» WORK TASK
Every entry below should be printed exactly.

» DATASET EXTRACT
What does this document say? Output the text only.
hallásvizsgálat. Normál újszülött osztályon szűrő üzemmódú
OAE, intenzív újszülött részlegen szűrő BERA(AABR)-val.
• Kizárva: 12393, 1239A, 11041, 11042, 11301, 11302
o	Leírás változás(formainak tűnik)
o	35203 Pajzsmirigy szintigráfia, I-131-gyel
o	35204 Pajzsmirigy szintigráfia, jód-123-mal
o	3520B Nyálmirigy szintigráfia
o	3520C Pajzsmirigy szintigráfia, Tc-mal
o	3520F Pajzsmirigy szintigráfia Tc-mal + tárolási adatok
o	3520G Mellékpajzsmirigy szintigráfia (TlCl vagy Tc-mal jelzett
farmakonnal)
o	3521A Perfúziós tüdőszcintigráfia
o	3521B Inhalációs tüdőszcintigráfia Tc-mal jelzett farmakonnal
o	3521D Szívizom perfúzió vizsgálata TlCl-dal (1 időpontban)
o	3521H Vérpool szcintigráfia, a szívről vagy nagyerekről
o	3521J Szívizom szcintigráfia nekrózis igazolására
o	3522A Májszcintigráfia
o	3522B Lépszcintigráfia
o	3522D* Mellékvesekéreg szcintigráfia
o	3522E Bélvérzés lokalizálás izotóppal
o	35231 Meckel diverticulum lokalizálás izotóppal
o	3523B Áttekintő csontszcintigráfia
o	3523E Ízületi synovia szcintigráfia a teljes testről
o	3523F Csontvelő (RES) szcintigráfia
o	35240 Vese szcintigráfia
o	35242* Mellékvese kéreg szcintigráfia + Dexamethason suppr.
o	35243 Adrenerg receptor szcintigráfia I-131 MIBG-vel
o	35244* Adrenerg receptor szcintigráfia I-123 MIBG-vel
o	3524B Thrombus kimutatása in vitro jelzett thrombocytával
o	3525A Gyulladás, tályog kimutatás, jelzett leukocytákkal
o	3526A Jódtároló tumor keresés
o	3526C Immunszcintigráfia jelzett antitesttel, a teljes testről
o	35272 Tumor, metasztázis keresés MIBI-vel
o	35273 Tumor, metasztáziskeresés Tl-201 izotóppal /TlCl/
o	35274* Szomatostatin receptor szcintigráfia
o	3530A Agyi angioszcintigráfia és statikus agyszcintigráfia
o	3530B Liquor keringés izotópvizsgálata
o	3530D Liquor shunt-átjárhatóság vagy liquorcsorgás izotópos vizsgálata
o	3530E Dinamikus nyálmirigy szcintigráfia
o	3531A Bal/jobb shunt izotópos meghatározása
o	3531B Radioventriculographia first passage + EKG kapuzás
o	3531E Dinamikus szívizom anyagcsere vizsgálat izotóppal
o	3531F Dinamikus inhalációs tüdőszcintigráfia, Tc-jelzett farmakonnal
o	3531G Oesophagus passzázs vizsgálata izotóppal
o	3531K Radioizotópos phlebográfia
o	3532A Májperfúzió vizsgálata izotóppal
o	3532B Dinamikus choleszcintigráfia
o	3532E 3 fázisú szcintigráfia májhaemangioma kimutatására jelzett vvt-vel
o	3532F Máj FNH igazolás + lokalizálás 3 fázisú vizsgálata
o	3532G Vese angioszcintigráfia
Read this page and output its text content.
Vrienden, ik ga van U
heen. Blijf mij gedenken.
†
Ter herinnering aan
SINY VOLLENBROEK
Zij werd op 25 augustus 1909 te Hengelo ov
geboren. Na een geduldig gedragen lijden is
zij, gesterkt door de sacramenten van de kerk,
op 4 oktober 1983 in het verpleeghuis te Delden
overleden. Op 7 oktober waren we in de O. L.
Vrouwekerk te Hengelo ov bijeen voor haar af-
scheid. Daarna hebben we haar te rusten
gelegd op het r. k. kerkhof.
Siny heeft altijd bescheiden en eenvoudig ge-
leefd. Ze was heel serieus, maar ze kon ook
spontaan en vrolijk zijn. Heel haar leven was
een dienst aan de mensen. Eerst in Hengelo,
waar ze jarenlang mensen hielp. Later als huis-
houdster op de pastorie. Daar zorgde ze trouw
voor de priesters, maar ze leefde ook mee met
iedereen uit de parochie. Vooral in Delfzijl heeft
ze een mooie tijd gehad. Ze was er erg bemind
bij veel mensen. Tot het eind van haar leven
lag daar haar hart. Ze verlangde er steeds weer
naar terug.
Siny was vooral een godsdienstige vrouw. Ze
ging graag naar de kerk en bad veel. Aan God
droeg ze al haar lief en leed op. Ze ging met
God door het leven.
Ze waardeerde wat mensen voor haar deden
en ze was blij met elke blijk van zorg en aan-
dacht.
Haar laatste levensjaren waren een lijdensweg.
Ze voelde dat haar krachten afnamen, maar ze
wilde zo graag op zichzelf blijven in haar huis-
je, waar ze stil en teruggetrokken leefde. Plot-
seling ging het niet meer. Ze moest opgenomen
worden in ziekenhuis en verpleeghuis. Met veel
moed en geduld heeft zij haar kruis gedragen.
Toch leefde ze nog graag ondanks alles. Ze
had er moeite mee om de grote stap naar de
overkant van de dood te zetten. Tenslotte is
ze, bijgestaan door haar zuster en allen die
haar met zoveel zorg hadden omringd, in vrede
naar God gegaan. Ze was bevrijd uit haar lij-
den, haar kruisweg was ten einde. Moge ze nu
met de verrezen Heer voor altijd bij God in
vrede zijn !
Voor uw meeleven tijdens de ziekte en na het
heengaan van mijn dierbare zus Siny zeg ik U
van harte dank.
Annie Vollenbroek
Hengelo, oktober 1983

» SOLUTION TO THIS TASK
What does this document say? Output the text only.
hallásvizsgálat. Normál újszülött osztályon szűrő üzemmódú
OAE, intenzív újszülött részlegen szűrő BERA(AABR)-val.
• Kizárva: 12393, 1239A, 11041, 11042, 11301, 11302
o	Leírás változás(formainak tűnik)
o	35203 Pajzsmirigy szintigráfia, I-131-gyel
o	35204 Pajzsmirigy szintigráfia, jód-123-mal
o	3520B Nyálmirigy szintigráfia
o	3520C Pajzsmirigy szintigráfia, Tc-mal
o	3520F Pajzsmirigy szintigráfia Tc-mal + tárolási adatok
o	3520G Mellékpajzsmirigy szintigráfia (TlCl vagy Tc-mal jelzett
farmakonnal)
o	3521A Perfúziós tüdőszcintigráfia
o	3521B Inhalációs tüdőszcintigráfia Tc-mal jelzett farmakonnal
o	3521D Szívizom perfúzió vizsgálata TlCl-dal (1 időpontban)
o	3521H Vérpool szcintigráfia, a szívről vagy nagyerekről
o	3521J Szívizom szcintigráfia nekrózis igazolására
o	3522A Májszcintigráfia
o	3522B Lépszcintigráfia
o	3522D* Mellékvesekéreg szcintigráfia
o	3522E Bélvérzés lokalizálás izotóppal
o	35231 Meckel diverticulum lokalizálás izotóppal
o	3523B Áttekintő csontszcintigráfia
o	3523E Ízületi synovia szcintigráfia a teljes testről
o	3523F Csontvelő (RES) szcintigráfia
o	35240 Vese szcintigráfia
o	35242* Mellékvese kéreg szcintigráfia + Dexamethason suppr.
o	35243 Adrenerg receptor szcintigráfia I-131 MIBG-vel
o	35244* Adrenerg receptor szcintigráfia I-123 MIBG-vel
o	3524B Thrombus kimutatása in vitro jelzett thrombocytával
o	3525A Gyulladás, tályog kimutatás, jelzett leukocytákkal
o	3526A Jódtároló tumor keresés
o	3526C Immunszcintigráfia jelzett antitesttel, a teljes testről
o	35272 Tumor, metasztázis keresés MIBI-vel
o	35273 Tumor, metasztáziskeresés Tl-201 izotóppal /TlCl/
o	35274* Szomatostatin receptor szcintigráfia
o	3530A Agyi angioszcintigráfia és statikus agyszcintigráfia
o	3530B Liquor keringés izotópvizsgálata
o	3530D Liquor shunt-átjárhatóság vagy liquorcsorgás izotópos vizsgálata
o	3530E Dinamikus nyálmirigy szcintigráfia
o	3531A Bal/jobb shunt izotópos meghatározása
o	3531B Radioventriculographia first passage + EKG kapuzás
o	3531E Dinamikus szívizom anyagcsere vizsgálat izotóppal
o	3531F Dinamikus inhalációs tüdőszcintigráfia, Tc-jelzett farmakonnal
o	3531G Oesophagus passzázs vizsgálata izotóppal
o	3531K Radioizotópos phlebográfia
o	3532A Májperfúzió vizsgálata izotóppal
o	3532B Dinamikus choleszcintigráfia
o	3532E 3 fázisú szcintigráfia májhaemangioma kimutatására jelzett vvt-vel
o	3532F Máj FNH igazolás + lokalizálás 3 fázisú vizsgálata
o	3532G Vese angioszcintigráfia
Read this page and output its text content.
Vrienden, ik ga van U
heen. Blijf mij gedenken.
†
Ter herinnering aan
SINY VOLLENBROEK
Zij werd op 25 augustus 1909 te Hengelo ov
geboren. Na een geduldig gedragen lijden is
zij, gesterkt door de sacramenten van de kerk,
op 4 oktober 1983 in het verpleeghuis te Delden
overleden. Op 7 oktober waren we in de O. L.
Vrouwekerk te Hengelo ov bijeen voor haar af-
scheid. Daarna hebben we haar te rusten
gelegd op het r. k. kerkhof.
Siny heeft altijd bescheiden en eenvoudig ge-
leefd. Ze was heel serieus, maar ze kon ook
spontaan en vrolijk zijn. Heel haar leven was
een dienst aan de mensen. Eerst in Hengelo,
waar ze jarenlang mensen hielp. Later als huis-
houdster op de pastorie. Daar zorgde ze trouw
voor de priesters, maar ze leefde ook mee met
iedereen uit de parochie. Vooral in Delfzijl heeft
ze een mooie tijd gehad. Ze was er erg bemind
bij veel mensen. Tot het eind van haar leven
lag daar haar hart. Ze verlangde er steeds weer
naar terug.
Siny was vooral een godsdienstige vrouw. Ze
ging graag naar de kerk en bad veel. Aan God
droeg ze al haar lief en leed op. Ze ging met
God door het leven.
Ze waardeerde wat mensen voor haar deden
en ze was blij met elke blijk van zorg en aan-
dacht.
Haar laatste levensjaren waren een lijdensweg.
Ze voelde dat haar krachten afnamen, maar ze
wilde zo graag op zichzelf blijven in haar huis-
je, waar ze stil en teruggetrokken leefde. Plot-
seling ging het niet meer. Ze moest opgenomen
worden in ziekenhuis en verpleeghuis. Met veel
moed en geduld heeft zij haar kruis gedragen.
Toch leefde ze nog graag ondanks alles. Ze
had er moeite mee om de grote stap naar de
overkant van de dood te zetten. Tenslotte is
ze, bijgestaan door haar zuster en allen die
haar met zoveel zorg hadden omringd, in vrede
naar God gegaan. Ze was bevrijd uit haar lij-
den, haar kruisweg was ten einde. Moge ze nu
met de verrezen Heer voor altijd bij God in
vrede zijn !
Voor uw meeleven tijdens de ziekte en na het
heengaan van mijn dierbare zus Siny zeg ik U
van harte dank.
Annie Vollenbroek
Hengelo, oktober 1983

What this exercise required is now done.